§ Records for the task:

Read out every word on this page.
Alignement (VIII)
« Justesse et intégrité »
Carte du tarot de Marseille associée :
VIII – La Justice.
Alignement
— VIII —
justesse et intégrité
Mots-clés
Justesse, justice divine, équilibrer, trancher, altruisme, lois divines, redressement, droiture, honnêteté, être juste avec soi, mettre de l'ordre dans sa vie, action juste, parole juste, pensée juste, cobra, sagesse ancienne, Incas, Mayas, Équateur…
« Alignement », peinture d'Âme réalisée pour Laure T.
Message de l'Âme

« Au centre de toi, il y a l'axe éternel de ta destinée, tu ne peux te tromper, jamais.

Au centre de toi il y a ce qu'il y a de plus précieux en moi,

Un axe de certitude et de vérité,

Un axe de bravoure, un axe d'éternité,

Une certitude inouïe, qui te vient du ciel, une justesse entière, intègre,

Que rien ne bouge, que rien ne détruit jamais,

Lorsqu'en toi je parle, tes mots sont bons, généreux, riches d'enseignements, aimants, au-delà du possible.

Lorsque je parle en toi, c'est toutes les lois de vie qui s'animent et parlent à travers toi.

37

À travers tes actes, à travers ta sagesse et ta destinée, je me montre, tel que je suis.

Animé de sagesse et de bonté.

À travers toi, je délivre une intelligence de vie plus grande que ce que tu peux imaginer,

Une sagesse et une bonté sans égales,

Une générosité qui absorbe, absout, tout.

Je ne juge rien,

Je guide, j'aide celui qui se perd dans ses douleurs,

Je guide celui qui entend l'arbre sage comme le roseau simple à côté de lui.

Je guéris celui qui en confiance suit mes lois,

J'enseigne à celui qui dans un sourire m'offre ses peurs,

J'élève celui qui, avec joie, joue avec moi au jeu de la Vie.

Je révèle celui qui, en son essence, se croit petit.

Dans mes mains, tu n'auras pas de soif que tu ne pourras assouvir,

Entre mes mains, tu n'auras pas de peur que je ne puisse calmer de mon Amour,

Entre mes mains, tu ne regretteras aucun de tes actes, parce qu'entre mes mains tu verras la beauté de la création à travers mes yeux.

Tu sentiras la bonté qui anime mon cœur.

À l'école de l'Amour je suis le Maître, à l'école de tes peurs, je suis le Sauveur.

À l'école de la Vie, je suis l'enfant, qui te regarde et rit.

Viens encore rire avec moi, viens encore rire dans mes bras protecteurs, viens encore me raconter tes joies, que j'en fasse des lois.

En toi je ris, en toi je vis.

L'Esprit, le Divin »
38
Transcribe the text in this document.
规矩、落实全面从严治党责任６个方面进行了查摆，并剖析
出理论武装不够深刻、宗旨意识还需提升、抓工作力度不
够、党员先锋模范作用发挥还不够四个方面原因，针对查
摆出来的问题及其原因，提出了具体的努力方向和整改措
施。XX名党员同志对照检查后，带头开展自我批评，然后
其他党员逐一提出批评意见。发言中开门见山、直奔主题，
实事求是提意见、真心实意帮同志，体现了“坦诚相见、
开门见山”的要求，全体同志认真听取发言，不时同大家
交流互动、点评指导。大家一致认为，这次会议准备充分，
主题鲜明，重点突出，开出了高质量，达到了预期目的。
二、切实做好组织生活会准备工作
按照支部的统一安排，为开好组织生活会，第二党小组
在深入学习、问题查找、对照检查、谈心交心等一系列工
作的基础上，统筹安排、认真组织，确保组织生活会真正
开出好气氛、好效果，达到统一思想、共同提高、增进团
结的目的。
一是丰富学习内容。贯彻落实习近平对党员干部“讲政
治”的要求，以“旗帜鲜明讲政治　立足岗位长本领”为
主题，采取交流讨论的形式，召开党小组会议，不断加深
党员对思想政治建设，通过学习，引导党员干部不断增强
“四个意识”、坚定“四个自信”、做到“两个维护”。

§ Direction:
Using the listing above, please repeat every entry exactly.

§ Written solution:
Read out every word on this page.
Alignement (VIII)
« Justesse et intégrité »
Carte du tarot de Marseille associée :
VIII – La Justice.
Alignement
— VIII —
justesse et intégrité
Mots-clés
Justesse, justice divine, équilibrer, trancher, altruisme, lois divines, redressement, droiture, honnêteté, être juste avec soi, mettre de l'ordre dans sa vie, action juste, parole juste, pensée juste, cobra, sagesse ancienne, Incas, Mayas, Équateur…
« Alignement », peinture d'Âme réalisée pour Laure T.
Message de l'Âme

« Au centre de toi, il y a l'axe éternel de ta destinée, tu ne peux te tromper, jamais.

Au centre de toi il y a ce qu'il y a de plus précieux en moi,

Un axe de certitude et de vérité,

Un axe de bravoure, un axe d'éternité,

Une certitude inouïe, qui te vient du ciel, une justesse entière, intègre,

Que rien ne bouge, que rien ne détruit jamais,

Lorsqu'en toi je parle, tes mots sont bons, généreux, riches d'enseignements, aimants, au-delà du possible.

Lorsque je parle en toi, c'est toutes les lois de vie qui s'animent et parlent à travers toi.

37

À travers tes actes, à travers ta sagesse et ta destinée, je me montre, tel que je suis.

Animé de sagesse et de bonté.

À travers toi, je délivre une intelligence de vie plus grande que ce que tu peux imaginer,

Une sagesse et une bonté sans égales,

Une générosité qui absorbe, absout, tout.

Je ne juge rien,

Je guide, j'aide celui qui se perd dans ses douleurs,

Je guide celui qui entend l'arbre sage comme le roseau simple à côté de lui.

Je guéris celui qui en confiance suit mes lois,

J'enseigne à celui qui dans un sourire m'offre ses peurs,

J'élève celui qui, avec joie, joue avec moi au jeu de la Vie.

Je révèle celui qui, en son essence, se croit petit.

Dans mes mains, tu n'auras pas de soif que tu ne pourras assouvir,

Entre mes mains, tu n'auras pas de peur que je ne puisse calmer de mon Amour,

Entre mes mains, tu ne regretteras aucun de tes actes, parce qu'entre mes mains tu verras la beauté de la création à travers mes yeux.

Tu sentiras la bonté qui anime mon cœur.

À l'école de l'Amour je suis le Maître, à l'école de tes peurs, je suis le Sauveur.

À l'école de la Vie, je suis l'enfant, qui te regarde et rit.

Viens encore rire avec moi, viens encore rire dans mes bras protecteurs, viens encore me raconter tes joies, que j'en fasse des lois.

En toi je ris, en toi je vis.

L'Esprit, le Divin »
38
Transcribe the text in this document.
规矩、落实全面从严治党责任６个方面进行了查摆，并剖析
出理论武装不够深刻、宗旨意识还需提升、抓工作力度不
够、党员先锋模范作用发挥还不够四个方面原因，针对查
摆出来的问题及其原因，提出了具体的努力方向和整改措
施。XX名党员同志对照检查后，带头开展自我批评，然后
其他党员逐一提出批评意见。发言中开门见山、直奔主题，
实事求是提意见、真心实意帮同志，体现了“坦诚相见、
开门见山”的要求，全体同志认真听取发言，不时同大家
交流互动、点评指导。大家一致认为，这次会议准备充分，
主题鲜明，重点突出，开出了高质量，达到了预期目的。
二、切实做好组织生活会准备工作
按照支部的统一安排，为开好组织生活会，第二党小组
在深入学习、问题查找、对照检查、谈心交心等一系列工
作的基础上，统筹安排、认真组织，确保组织生活会真正
开出好气氛、好效果，达到统一思想、共同提高、增进团
结的目的。
一是丰富学习内容。贯彻落实习近平对党员干部“讲政
治”的要求，以“旗帜鲜明讲政治　立足岗位长本领”为
主题，采取交流讨论的形式，召开党小组会议，不断加深
党员对思想政治建设，通过学习，引导党员干部不断增强
“四个意识”、坚定“四个自信”、做到“两个维护”。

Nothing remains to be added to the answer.